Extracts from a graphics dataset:
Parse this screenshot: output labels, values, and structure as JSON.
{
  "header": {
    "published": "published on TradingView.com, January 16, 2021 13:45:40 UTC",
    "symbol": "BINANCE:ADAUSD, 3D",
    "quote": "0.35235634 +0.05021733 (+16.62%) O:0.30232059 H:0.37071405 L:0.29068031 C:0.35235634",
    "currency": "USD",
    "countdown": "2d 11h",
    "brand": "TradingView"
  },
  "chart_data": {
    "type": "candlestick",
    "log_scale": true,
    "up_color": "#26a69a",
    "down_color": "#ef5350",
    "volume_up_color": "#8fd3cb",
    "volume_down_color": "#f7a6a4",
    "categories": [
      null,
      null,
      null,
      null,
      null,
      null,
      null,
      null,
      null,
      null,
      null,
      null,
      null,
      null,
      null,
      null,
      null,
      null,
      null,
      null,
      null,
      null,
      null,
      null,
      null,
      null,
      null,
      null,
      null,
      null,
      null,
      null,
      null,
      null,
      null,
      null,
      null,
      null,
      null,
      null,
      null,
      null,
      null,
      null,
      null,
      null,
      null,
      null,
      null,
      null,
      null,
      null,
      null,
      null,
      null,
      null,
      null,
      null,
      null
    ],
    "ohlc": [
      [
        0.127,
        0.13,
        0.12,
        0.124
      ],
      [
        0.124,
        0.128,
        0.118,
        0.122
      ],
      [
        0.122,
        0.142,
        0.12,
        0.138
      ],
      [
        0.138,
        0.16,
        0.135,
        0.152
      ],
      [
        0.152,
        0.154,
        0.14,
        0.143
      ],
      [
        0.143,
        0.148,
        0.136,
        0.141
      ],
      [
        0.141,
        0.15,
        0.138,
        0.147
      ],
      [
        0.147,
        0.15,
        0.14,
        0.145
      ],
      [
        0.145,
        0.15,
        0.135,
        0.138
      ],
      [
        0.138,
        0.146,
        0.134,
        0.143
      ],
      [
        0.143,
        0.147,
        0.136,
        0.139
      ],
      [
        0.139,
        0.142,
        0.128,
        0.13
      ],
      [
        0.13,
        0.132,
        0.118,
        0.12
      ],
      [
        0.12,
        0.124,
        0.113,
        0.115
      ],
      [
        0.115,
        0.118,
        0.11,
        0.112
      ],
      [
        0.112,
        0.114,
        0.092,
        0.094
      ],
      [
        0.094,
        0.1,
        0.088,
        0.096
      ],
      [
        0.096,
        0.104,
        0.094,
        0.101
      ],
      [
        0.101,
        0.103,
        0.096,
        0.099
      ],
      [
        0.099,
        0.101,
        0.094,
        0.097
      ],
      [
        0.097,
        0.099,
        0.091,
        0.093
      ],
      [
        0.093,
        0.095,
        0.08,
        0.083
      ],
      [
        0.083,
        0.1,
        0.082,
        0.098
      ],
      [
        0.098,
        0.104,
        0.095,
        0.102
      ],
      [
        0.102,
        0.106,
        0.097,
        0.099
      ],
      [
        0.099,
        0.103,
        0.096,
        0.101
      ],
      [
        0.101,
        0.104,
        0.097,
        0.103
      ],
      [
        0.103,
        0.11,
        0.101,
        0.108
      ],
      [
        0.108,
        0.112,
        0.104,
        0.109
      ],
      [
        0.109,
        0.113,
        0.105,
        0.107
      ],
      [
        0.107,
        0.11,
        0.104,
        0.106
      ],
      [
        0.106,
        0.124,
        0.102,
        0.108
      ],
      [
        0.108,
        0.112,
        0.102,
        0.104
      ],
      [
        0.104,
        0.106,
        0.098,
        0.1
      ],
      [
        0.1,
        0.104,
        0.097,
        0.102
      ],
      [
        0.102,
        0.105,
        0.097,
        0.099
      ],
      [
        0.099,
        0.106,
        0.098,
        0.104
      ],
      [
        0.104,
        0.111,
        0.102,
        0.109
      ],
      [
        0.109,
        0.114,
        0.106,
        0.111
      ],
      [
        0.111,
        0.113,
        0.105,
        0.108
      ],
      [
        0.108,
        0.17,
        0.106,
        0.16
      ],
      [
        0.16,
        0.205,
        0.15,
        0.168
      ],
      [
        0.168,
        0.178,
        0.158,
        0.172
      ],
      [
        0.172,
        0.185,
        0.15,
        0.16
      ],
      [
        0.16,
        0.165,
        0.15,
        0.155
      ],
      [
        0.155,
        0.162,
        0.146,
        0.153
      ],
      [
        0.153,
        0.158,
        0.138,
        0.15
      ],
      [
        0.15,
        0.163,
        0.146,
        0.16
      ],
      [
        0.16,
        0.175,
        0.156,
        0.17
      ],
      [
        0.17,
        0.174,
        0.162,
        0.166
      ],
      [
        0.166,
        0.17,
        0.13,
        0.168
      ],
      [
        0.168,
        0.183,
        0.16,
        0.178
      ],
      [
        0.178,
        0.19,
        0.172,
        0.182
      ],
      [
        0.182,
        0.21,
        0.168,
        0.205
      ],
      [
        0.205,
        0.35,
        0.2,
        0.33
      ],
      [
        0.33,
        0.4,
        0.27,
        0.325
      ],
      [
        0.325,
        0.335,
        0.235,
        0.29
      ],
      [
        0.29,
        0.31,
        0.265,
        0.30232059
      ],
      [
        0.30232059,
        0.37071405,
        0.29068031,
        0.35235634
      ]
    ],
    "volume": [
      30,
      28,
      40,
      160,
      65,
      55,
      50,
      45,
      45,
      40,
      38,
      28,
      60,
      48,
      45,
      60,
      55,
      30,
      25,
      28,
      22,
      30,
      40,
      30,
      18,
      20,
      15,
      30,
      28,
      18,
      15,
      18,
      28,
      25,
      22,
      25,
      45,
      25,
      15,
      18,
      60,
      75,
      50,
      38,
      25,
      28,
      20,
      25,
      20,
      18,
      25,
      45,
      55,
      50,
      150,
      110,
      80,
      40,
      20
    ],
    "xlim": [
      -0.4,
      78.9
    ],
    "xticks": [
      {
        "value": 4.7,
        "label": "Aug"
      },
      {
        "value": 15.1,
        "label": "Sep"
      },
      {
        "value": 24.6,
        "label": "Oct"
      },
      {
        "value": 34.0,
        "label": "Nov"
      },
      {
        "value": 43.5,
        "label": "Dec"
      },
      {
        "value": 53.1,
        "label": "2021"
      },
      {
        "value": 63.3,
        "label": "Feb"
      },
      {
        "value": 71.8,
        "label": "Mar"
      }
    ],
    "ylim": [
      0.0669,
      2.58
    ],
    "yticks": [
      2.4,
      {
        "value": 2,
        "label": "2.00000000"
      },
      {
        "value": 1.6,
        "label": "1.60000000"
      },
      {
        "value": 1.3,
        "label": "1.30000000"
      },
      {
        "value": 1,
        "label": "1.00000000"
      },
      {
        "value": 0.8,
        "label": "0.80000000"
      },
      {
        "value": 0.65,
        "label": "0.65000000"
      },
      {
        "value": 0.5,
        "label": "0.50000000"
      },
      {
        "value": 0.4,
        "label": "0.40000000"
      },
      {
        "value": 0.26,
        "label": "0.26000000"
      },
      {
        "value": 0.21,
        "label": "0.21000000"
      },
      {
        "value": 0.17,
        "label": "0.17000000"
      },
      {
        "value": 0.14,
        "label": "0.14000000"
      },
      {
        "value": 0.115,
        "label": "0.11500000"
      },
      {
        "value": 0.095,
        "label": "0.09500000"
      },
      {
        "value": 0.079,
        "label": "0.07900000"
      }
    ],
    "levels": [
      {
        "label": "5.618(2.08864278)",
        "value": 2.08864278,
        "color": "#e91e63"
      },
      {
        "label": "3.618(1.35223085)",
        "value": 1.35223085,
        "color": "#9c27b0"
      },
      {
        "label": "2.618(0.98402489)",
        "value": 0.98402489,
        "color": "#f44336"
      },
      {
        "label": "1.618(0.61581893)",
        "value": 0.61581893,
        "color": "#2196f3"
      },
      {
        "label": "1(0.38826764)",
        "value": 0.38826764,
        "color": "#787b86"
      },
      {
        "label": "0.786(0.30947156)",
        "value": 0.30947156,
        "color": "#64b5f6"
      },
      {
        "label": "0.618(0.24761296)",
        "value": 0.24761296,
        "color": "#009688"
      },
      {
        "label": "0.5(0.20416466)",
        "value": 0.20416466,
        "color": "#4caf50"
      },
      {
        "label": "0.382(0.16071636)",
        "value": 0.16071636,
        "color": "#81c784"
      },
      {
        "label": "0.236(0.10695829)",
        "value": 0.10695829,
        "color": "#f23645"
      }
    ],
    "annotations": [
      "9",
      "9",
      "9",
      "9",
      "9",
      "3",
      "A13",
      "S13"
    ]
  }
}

Task: Go through the records above, find every line with the word "TradingView", and list those lines.

Solved problem:
    "published": "published on TradingView.com, January 16, 2021 13:45:40 UTC",
    "brand": "TradingView"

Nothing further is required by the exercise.